*What the task asks*. In the material below, find each line holding the string "xlabel" and copy it.

Chart and figure data:
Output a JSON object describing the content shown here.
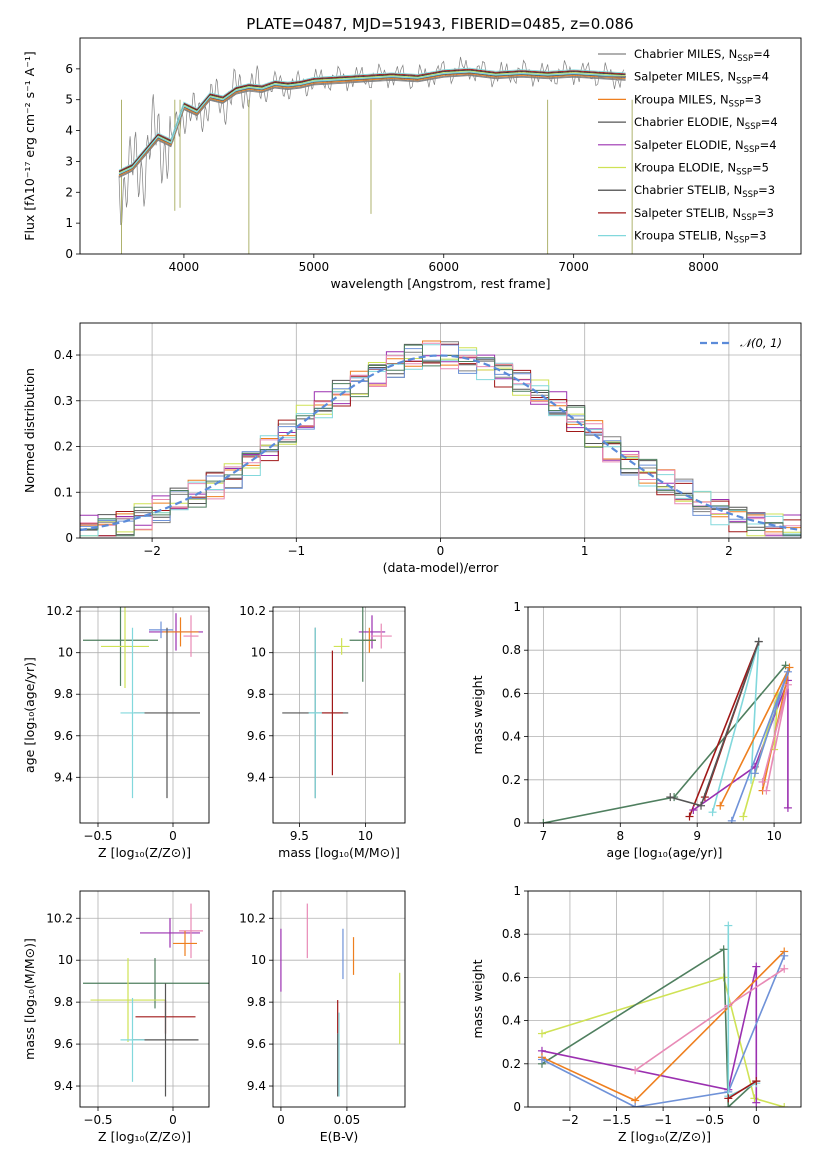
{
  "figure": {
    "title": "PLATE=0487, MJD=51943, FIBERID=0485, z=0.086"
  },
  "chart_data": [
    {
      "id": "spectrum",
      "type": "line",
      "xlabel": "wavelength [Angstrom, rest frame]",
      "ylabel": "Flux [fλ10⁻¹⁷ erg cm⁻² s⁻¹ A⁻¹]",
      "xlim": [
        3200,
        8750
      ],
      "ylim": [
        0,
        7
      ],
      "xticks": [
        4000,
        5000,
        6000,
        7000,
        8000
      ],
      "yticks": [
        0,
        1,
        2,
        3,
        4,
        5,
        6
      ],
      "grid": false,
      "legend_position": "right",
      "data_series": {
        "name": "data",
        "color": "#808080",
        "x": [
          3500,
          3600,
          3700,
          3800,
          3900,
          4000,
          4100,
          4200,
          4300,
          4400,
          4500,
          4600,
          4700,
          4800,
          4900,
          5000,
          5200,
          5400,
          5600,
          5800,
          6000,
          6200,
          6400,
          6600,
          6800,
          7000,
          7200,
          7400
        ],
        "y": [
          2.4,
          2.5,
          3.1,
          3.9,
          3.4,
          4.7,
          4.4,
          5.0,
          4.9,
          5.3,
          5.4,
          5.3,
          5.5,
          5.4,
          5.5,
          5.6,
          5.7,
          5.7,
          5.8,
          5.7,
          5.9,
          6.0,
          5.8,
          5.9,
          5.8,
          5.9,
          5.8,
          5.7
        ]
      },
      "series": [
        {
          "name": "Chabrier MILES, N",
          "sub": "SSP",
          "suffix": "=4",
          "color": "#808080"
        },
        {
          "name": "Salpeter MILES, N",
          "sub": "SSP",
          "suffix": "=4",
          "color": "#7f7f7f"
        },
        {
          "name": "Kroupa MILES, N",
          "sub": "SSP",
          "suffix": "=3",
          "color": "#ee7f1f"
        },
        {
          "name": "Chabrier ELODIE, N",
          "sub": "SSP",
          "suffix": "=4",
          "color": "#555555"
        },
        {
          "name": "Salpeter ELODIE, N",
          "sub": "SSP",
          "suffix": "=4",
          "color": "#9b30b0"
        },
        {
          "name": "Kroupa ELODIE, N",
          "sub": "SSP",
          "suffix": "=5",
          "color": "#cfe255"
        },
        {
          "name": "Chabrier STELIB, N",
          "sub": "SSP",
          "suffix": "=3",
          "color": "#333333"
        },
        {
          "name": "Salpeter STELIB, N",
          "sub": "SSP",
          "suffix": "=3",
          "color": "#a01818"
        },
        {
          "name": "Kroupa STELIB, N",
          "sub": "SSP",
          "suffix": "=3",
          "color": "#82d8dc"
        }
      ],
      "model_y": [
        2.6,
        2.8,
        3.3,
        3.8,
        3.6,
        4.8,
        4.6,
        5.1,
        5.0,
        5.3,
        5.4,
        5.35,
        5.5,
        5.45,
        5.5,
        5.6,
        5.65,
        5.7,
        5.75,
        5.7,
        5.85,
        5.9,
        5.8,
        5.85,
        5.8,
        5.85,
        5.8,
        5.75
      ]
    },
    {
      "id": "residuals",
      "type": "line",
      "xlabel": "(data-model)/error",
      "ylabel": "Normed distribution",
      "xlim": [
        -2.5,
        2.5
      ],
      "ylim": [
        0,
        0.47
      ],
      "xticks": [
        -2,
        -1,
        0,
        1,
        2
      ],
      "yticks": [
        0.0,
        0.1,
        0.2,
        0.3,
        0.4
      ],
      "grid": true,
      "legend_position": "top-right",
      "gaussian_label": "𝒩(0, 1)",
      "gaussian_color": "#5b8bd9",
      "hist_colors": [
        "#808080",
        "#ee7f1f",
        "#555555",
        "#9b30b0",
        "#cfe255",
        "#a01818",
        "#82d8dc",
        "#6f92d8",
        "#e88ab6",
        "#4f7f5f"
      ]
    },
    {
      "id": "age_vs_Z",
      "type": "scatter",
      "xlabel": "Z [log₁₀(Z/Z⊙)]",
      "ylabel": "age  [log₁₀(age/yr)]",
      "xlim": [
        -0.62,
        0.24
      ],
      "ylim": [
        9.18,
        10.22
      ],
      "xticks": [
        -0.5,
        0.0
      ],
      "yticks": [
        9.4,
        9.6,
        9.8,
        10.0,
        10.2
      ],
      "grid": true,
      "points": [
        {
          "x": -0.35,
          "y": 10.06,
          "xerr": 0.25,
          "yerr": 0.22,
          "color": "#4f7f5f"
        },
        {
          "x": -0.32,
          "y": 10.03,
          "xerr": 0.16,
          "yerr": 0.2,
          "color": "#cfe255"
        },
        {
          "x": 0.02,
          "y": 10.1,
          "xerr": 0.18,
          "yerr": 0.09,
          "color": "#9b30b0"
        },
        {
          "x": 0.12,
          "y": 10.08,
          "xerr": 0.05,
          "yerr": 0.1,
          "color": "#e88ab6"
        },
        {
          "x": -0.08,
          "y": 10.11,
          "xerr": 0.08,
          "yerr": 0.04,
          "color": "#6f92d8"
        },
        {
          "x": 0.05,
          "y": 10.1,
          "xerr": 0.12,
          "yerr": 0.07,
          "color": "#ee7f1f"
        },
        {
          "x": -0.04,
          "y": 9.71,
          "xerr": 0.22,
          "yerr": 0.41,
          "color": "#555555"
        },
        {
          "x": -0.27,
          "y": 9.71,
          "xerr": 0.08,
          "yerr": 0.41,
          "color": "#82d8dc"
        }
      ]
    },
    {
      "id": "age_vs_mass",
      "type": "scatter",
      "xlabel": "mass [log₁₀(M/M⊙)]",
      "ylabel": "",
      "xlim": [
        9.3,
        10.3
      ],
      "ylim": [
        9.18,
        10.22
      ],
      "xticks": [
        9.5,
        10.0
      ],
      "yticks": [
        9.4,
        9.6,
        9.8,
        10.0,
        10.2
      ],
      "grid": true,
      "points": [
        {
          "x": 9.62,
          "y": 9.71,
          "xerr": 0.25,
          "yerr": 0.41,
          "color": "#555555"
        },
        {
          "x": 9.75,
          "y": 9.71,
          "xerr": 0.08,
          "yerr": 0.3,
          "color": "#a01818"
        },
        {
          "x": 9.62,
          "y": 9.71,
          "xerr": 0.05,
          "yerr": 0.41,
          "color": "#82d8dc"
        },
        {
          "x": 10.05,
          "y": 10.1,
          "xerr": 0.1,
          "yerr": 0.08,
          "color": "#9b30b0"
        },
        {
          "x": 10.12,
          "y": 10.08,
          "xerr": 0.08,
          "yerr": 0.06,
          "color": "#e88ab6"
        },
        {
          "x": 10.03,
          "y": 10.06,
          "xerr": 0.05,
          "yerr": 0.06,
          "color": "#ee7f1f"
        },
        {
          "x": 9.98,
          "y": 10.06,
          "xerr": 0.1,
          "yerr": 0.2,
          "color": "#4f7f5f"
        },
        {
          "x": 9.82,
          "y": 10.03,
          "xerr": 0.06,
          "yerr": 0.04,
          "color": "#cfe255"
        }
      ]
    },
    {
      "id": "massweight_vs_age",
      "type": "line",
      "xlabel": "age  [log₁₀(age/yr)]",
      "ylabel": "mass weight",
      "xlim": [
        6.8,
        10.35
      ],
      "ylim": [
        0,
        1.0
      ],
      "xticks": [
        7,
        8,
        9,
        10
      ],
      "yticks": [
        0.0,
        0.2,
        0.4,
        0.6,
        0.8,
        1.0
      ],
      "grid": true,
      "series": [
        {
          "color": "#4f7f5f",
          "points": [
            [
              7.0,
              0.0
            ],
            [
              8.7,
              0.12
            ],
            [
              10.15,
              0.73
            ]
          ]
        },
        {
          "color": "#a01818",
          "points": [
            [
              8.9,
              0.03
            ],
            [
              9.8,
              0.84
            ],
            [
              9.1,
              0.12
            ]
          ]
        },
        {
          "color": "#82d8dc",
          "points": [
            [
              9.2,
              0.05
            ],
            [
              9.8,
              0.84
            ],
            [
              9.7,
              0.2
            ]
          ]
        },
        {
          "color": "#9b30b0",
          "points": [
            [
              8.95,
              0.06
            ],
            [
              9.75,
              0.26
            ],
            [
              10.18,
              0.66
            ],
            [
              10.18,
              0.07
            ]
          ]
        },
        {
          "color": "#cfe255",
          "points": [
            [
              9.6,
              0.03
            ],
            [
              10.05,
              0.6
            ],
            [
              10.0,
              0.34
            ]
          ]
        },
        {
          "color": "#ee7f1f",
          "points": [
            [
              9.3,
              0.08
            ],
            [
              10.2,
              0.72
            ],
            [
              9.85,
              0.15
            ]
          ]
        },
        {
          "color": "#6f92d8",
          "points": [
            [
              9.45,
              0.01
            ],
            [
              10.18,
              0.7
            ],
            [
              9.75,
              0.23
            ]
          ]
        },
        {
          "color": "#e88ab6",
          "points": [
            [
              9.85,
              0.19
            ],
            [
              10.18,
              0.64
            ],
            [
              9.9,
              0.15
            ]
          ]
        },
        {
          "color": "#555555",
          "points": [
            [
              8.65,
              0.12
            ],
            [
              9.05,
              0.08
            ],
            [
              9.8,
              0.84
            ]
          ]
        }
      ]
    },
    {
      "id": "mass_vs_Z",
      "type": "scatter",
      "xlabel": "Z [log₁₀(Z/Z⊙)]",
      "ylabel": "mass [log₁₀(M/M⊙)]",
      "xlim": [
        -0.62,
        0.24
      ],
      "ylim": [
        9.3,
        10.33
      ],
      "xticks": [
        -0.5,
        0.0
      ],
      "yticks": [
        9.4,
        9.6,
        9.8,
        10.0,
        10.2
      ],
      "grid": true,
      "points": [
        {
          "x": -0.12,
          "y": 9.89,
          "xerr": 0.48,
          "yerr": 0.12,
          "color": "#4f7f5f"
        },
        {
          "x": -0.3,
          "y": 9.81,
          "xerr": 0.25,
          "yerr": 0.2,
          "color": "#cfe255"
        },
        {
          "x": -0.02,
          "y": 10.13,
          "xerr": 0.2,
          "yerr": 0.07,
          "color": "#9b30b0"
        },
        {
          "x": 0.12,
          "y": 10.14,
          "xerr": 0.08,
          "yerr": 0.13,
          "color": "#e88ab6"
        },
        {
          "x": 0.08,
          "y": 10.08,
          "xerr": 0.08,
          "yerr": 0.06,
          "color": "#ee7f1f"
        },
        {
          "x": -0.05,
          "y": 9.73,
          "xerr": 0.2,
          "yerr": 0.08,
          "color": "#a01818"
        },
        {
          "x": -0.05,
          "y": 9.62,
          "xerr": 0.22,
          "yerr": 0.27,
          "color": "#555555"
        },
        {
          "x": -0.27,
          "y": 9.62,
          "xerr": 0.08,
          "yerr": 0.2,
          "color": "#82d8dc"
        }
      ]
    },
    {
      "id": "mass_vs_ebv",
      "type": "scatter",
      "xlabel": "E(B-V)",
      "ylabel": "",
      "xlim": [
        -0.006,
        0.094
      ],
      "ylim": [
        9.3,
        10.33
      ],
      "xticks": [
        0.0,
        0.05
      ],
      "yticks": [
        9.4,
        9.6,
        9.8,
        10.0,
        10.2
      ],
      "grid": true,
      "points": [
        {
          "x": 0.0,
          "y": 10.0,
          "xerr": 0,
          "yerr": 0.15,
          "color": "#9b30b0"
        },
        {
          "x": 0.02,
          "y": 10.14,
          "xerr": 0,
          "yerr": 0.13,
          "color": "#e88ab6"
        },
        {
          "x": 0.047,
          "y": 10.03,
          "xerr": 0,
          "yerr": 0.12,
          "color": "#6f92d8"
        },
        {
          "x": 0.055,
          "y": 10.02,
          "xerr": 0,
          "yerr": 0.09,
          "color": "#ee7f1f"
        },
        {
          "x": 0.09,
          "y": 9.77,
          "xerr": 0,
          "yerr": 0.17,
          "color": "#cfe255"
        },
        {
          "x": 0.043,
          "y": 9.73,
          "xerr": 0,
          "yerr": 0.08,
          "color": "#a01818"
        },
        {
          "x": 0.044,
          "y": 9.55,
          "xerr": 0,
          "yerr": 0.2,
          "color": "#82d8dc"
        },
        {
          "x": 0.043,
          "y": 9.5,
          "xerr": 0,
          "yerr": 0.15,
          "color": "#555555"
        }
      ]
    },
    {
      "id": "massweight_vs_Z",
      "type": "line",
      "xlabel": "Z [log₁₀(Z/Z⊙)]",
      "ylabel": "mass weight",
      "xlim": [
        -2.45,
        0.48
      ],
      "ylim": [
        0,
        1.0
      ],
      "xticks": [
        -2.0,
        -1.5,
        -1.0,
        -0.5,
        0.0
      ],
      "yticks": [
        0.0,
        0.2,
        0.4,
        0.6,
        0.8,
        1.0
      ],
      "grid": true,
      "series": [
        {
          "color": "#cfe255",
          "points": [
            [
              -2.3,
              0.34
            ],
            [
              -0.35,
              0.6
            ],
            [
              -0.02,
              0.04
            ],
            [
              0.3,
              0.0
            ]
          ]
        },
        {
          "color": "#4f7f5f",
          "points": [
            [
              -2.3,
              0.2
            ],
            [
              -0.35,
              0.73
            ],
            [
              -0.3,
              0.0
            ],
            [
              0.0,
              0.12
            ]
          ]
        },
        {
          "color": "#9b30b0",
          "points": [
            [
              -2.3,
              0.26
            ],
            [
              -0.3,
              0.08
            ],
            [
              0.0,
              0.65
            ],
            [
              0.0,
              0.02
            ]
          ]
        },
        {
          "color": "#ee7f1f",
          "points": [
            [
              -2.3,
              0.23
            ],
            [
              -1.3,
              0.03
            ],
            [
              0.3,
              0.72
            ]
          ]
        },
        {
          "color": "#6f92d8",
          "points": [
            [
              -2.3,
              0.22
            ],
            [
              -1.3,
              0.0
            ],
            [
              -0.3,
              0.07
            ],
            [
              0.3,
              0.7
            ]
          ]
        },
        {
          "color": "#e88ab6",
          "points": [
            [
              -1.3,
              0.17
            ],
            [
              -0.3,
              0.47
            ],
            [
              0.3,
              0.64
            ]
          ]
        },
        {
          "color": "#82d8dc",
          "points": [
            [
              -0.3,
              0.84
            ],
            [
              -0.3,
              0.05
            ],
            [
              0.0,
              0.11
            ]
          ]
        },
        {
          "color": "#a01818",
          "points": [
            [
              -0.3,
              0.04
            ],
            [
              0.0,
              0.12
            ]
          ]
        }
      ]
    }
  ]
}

*Complete response*.
      "xlabel": "wavelength [Angstrom, rest frame]",
      "xlabel": "(data-model)/error",
      "xlabel": "Z [log₁₀(Z/Z⊙)]",
      "xlabel": "mass [log₁₀(M/M⊙)]",
      "xlabel": "age  [log₁₀(age/yr)]",
      "xlabel": "Z [log₁₀(Z/Z⊙)]",
      "xlabel": "E(B-V)",
      "xlabel": "Z [log₁₀(Z/Z⊙)]",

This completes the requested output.